RECORD SET –
....................

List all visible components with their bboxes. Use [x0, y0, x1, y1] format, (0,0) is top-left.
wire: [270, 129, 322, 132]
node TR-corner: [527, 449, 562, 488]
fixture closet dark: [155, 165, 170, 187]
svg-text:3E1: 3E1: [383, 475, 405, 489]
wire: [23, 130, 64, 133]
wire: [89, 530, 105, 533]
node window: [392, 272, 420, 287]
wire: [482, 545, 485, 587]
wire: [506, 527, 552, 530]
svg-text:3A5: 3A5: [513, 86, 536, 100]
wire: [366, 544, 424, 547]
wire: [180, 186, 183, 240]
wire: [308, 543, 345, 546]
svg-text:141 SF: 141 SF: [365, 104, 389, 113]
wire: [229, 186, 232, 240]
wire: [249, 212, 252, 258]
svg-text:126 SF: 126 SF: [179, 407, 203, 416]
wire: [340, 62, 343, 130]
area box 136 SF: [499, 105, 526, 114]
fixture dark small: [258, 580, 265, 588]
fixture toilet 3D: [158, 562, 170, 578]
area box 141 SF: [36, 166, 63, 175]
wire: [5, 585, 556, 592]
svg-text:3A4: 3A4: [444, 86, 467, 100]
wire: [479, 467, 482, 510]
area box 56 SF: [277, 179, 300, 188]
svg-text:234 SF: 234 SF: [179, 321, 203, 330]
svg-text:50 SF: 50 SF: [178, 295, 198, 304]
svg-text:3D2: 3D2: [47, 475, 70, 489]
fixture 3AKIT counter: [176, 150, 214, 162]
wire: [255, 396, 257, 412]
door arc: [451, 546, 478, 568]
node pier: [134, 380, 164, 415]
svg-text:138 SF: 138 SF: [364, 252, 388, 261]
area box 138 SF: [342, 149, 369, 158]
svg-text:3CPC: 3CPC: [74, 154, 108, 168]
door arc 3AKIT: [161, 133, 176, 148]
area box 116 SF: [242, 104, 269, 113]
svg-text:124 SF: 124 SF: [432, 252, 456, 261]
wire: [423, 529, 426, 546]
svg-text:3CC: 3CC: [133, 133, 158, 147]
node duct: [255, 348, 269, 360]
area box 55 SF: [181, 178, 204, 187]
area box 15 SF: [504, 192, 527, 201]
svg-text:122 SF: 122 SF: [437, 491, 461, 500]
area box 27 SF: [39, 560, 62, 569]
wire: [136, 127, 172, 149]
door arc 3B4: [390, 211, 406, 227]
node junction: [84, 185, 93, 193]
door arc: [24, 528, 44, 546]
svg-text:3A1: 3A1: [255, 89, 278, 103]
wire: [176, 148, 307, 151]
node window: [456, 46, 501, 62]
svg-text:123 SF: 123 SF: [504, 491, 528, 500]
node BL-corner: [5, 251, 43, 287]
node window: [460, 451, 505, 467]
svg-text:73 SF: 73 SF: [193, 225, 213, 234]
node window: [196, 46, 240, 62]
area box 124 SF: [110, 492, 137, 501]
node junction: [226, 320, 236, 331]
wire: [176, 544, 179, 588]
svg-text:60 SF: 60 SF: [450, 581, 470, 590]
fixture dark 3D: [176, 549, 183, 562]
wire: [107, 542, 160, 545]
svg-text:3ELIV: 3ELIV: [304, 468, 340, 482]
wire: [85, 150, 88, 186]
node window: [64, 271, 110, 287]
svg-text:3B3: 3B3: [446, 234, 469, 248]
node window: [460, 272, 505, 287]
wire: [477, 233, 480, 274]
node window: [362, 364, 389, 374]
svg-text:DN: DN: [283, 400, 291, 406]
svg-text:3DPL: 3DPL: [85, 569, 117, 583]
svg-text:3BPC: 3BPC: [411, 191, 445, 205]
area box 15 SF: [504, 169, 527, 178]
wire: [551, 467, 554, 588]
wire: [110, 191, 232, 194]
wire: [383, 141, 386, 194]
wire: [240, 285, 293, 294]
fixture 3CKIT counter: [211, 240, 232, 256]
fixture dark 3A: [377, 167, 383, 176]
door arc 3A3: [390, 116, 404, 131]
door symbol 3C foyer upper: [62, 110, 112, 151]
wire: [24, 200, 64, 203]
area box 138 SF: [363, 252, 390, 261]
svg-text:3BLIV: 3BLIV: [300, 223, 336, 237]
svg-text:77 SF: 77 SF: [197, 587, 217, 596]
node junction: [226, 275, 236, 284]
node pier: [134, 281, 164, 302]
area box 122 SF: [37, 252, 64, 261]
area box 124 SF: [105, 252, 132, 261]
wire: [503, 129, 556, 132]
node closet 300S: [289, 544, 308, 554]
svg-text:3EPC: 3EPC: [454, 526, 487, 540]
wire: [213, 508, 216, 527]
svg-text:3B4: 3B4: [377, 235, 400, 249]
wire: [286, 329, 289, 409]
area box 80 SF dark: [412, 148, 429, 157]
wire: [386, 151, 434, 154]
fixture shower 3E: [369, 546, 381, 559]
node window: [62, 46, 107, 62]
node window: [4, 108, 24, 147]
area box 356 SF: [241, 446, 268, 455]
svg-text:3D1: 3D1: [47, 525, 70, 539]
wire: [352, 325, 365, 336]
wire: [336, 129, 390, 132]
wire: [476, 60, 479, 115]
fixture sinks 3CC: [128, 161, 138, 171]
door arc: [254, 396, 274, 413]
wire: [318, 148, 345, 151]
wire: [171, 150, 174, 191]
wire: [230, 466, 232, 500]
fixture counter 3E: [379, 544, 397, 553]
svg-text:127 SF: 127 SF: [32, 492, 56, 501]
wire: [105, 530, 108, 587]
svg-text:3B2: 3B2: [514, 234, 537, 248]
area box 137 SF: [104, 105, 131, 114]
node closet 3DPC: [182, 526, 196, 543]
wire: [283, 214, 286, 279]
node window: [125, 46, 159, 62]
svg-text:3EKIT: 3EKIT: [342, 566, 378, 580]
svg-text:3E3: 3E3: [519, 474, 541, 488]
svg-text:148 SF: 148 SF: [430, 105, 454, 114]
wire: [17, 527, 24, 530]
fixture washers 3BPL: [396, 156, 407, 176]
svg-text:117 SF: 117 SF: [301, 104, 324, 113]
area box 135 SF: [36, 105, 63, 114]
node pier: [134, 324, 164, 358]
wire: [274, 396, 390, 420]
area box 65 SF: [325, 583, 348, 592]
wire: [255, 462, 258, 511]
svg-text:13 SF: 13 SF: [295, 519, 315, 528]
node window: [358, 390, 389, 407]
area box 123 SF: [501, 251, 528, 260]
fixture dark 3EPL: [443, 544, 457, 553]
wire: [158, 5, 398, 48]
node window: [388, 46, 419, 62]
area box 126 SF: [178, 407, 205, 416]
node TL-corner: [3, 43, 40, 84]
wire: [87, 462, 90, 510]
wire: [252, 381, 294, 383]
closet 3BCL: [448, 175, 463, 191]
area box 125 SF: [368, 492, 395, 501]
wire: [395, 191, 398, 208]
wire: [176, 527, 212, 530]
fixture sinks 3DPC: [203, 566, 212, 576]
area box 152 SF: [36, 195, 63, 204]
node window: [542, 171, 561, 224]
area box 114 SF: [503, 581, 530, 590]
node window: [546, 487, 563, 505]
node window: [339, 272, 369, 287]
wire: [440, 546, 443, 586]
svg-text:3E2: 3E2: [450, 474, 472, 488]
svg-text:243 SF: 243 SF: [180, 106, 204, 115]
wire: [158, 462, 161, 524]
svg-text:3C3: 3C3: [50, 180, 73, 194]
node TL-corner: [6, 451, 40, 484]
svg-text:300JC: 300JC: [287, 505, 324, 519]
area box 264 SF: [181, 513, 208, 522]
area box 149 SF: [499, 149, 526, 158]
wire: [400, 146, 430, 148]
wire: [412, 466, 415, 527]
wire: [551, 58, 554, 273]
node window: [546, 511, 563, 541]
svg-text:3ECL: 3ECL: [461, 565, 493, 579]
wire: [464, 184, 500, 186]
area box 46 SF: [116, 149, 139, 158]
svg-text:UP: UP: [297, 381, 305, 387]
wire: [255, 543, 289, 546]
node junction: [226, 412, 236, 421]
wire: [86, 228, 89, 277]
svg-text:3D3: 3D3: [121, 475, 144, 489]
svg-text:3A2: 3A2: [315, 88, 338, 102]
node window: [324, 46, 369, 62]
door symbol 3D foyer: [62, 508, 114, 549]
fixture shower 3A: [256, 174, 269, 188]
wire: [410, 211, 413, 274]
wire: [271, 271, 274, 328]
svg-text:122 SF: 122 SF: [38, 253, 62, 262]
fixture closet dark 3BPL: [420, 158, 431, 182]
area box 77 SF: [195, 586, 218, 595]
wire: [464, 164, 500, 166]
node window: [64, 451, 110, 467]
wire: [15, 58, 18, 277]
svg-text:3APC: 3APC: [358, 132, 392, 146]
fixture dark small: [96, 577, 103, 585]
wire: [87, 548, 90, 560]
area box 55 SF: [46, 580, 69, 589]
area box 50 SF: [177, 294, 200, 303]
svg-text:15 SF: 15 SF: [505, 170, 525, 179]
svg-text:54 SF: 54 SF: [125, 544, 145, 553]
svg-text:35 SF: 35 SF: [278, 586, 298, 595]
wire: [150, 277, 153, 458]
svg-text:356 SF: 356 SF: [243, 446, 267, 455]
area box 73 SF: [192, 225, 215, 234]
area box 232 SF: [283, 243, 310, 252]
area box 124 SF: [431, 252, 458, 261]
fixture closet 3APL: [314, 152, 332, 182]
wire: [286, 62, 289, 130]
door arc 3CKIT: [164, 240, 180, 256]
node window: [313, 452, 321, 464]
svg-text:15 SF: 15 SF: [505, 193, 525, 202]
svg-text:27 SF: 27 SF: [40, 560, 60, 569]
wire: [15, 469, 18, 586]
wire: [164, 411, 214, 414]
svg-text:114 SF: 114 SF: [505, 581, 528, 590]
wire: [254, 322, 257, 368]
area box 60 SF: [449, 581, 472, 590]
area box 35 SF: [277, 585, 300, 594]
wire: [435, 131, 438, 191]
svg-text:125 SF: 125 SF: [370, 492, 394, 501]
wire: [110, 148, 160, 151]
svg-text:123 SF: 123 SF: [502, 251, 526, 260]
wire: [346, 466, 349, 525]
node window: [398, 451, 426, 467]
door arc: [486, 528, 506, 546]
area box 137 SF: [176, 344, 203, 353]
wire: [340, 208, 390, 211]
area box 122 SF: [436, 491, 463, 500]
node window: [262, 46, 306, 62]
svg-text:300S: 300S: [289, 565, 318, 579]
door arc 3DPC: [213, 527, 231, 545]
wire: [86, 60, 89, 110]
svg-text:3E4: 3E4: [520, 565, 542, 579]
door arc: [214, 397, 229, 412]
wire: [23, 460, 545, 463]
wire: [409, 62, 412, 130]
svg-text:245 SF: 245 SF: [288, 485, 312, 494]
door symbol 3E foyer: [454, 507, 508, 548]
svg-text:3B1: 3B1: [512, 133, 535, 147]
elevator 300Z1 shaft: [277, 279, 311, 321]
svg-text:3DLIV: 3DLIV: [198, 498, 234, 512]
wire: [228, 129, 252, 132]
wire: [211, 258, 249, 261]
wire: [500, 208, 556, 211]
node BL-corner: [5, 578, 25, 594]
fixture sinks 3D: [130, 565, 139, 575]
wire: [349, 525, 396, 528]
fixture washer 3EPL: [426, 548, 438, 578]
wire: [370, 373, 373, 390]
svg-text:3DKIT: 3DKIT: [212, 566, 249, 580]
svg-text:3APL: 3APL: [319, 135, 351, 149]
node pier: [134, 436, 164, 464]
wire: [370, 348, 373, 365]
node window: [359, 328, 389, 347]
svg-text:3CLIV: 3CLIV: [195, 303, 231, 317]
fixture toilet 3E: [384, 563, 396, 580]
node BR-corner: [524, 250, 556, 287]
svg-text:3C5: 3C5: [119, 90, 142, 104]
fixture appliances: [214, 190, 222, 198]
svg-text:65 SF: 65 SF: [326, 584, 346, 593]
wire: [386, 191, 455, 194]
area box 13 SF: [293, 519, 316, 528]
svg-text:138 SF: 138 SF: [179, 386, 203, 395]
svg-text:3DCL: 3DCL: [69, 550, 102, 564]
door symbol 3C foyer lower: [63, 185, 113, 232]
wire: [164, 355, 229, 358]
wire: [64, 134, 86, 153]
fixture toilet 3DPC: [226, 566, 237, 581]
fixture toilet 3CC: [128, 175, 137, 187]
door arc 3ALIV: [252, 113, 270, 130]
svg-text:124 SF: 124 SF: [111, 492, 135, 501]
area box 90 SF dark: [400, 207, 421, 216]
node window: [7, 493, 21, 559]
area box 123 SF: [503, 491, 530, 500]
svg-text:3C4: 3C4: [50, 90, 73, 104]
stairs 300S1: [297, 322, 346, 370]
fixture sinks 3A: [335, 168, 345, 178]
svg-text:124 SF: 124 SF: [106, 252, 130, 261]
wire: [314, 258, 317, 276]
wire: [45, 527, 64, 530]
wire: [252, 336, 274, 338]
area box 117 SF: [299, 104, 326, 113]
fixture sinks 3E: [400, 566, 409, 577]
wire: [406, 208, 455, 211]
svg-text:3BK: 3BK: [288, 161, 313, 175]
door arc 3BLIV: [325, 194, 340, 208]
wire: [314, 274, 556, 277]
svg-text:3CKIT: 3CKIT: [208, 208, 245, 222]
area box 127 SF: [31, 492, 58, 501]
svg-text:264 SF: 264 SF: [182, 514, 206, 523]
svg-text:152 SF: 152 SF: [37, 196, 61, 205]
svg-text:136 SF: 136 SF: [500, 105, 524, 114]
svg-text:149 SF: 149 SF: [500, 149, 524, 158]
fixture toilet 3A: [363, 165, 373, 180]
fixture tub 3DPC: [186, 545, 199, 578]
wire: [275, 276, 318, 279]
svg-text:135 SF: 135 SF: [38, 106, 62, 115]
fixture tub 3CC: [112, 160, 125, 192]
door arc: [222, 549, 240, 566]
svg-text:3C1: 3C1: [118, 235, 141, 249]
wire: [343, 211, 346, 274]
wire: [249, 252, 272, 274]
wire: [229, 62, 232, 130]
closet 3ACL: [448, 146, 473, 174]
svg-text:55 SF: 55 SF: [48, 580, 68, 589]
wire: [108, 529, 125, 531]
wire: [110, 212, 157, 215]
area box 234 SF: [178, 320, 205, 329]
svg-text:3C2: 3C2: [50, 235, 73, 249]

....................

WRITTEN INSTRUCTION – Reproduce the records word for word, from the first line of the records down to and including the line that holds "svg-text:3CC: 3CC: [133, 133, 158, 147]".

THE COMPLETED TASK –
List all visible components with their bboxes. Use [x0, y0, x1, y1] format, (0,0) is top-left.
wire: [270, 129, 322, 132]
node TR-corner: [527, 449, 562, 488]
fixture closet dark: [155, 165, 170, 187]
svg-text:3E1: 3E1: [383, 475, 405, 489]
wire: [23, 130, 64, 133]
wire: [89, 530, 105, 533]
node window: [392, 272, 420, 287]
wire: [482, 545, 485, 587]
wire: [506, 527, 552, 530]
svg-text:3A5: 3A5: [513, 86, 536, 100]
wire: [366, 544, 424, 547]
wire: [180, 186, 183, 240]
wire: [308, 543, 345, 546]
svg-text:141 SF: 141 SF: [365, 104, 389, 113]
wire: [229, 186, 232, 240]
wire: [249, 212, 252, 258]
svg-text:126 SF: 126 SF: [179, 407, 203, 416]
wire: [340, 62, 343, 130]
area box 136 SF: [499, 105, 526, 114]
fixture dark small: [258, 580, 265, 588]
fixture toilet 3D: [158, 562, 170, 578]
area box 141 SF: [36, 166, 63, 175]
wire: [5, 585, 556, 592]
svg-text:3A4: 3A4: [444, 86, 467, 100]
wire: [479, 467, 482, 510]
area box 56 SF: [277, 179, 300, 188]
svg-text:234 SF: 234 SF: [179, 321, 203, 330]
svg-text:50 SF: 50 SF: [178, 295, 198, 304]
svg-text:3D2: 3D2: [47, 475, 70, 489]
fixture 3AKIT counter: [176, 150, 214, 162]
wire: [255, 396, 257, 412]
door arc: [451, 546, 478, 568]
node pier: [134, 380, 164, 415]
svg-text:138 SF: 138 SF: [364, 252, 388, 261]
area box 138 SF: [342, 149, 369, 158]
svg-text:3CPC: 3CPC: [74, 154, 108, 168]
door arc 3AKIT: [161, 133, 176, 148]
area box 116 SF: [242, 104, 269, 113]
svg-text:124 SF: 124 SF: [432, 252, 456, 261]
wire: [423, 529, 426, 546]
svg-text:3CC: 3CC: [133, 133, 158, 147]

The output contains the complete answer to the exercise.